Your task:
Repeat the entire listing exactly.

(Data records)
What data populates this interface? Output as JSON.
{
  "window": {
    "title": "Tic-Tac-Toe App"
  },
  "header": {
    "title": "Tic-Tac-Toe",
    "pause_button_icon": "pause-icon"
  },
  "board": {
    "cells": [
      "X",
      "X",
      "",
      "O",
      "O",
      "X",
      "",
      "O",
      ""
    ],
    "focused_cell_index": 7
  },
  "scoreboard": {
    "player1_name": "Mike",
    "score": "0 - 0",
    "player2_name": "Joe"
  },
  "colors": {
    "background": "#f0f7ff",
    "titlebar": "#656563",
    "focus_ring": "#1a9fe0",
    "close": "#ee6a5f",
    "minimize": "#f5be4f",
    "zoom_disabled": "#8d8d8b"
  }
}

Solution to this task:
What data populates this interface? Output as JSON.
{
  "window": {
    "title": "Tic-Tac-Toe App"
  },
  "header": {
    "title": "Tic-Tac-Toe",
    "pause_button_icon": "pause-icon"
  },
  "board": {
    "cells": [
      "X",
      "X",
      "",
      "O",
      "O",
      "X",
      "",
      "O",
      ""
    ],
    "focused_cell_index": 7
  },
  "scoreboard": {
    "player1_name": "Mike",
    "score": "0 - 0",
    "player2_name": "Joe"
  },
  "colors": {
    "background": "#f0f7ff",
    "titlebar": "#656563",
    "focus_ring": "#1a9fe0",
    "close": "#ee6a5f",
    "minimize": "#f5be4f",
    "zoom_disabled": "#8d8d8b"
  }
}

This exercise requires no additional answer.